Collected data
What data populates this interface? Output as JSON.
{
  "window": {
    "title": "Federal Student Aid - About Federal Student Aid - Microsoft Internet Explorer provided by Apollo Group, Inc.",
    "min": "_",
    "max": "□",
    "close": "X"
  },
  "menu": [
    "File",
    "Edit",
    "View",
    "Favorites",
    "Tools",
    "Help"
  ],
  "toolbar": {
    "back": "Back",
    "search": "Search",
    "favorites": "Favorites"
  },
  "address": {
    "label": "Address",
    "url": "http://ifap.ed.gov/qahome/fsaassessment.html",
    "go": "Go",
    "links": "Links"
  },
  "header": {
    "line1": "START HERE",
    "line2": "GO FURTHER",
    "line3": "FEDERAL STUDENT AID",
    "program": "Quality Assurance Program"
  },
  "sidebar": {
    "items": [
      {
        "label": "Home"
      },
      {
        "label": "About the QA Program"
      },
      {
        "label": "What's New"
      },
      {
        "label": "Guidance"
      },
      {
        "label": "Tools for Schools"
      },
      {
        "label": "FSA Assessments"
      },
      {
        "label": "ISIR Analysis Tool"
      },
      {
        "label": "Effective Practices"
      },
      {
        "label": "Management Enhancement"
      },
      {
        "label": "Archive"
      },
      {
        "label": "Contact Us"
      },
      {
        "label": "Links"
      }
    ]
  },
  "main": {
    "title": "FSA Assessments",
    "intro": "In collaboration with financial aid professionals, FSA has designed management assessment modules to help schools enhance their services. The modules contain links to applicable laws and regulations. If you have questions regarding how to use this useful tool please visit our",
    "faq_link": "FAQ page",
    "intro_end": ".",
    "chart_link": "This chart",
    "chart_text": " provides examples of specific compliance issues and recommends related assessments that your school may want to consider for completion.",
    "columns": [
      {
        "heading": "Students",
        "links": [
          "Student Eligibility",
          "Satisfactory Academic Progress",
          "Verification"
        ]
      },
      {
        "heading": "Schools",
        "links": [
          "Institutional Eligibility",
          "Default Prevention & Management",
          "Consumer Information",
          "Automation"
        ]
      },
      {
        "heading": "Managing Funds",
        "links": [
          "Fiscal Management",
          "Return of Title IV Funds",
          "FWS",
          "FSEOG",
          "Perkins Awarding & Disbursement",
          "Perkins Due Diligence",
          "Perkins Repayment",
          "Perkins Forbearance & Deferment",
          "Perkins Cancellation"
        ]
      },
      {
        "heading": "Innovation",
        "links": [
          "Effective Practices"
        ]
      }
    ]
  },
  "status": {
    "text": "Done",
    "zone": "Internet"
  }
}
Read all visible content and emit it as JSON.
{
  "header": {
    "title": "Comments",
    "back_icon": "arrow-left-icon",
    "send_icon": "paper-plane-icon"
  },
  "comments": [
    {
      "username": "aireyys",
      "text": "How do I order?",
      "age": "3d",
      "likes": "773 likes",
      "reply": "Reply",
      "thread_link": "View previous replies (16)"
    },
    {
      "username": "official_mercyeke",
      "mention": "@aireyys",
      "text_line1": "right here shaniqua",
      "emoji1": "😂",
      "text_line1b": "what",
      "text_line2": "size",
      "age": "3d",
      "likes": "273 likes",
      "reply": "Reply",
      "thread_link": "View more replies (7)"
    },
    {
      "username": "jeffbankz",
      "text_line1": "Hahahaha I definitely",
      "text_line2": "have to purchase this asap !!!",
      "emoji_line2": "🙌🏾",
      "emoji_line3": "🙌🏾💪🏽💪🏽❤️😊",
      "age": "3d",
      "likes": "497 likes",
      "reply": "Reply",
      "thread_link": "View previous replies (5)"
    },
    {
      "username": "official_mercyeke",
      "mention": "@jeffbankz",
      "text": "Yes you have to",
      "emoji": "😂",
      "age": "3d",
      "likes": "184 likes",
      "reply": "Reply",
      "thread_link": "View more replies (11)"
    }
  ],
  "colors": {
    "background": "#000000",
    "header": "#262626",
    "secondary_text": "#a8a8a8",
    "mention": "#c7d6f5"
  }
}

(What you will do): Extract every line from the one with "Read all visible content and emit it as JSON." down to the final line above, both included, exactly as written.

(Answer to this task):
Read all visible content and emit it as JSON.
{
  "header": {
    "title": "Comments",
    "back_icon": "arrow-left-icon",
    "send_icon": "paper-plane-icon"
  },
  "comments": [
    {
      "username": "aireyys",
      "text": "How do I order?",
      "age": "3d",
      "likes": "773 likes",
      "reply": "Reply",
      "thread_link": "View previous replies (16)"
    },
    {
      "username": "official_mercyeke",
      "mention": "@aireyys",
      "text_line1": "right here shaniqua",
      "emoji1": "😂",
      "text_line1b": "what",
      "text_line2": "size",
      "age": "3d",
      "likes": "273 likes",
      "reply": "Reply",
      "thread_link": "View more replies (7)"
    },
    {
      "username": "jeffbankz",
      "text_line1": "Hahahaha I definitely",
      "text_line2": "have to purchase this asap !!!",
      "emoji_line2": "🙌🏾",
      "emoji_line3": "🙌🏾💪🏽💪🏽❤️😊",
      "age": "3d",
      "likes": "497 likes",
      "reply": "Reply",
      "thread_link": "View previous replies (5)"
    },
    {
      "username": "official_mercyeke",
      "mention": "@jeffbankz",
      "text": "Yes you have to",
      "emoji": "😂",
      "age": "3d",
      "likes": "184 likes",
      "reply": "Reply",
      "thread_link": "View more replies (11)"
    }
  ],
  "colors": {
    "background": "#000000",
    "header": "#262626",
    "secondary_text": "#a8a8a8",
    "mention": "#c7d6f5"
  }
}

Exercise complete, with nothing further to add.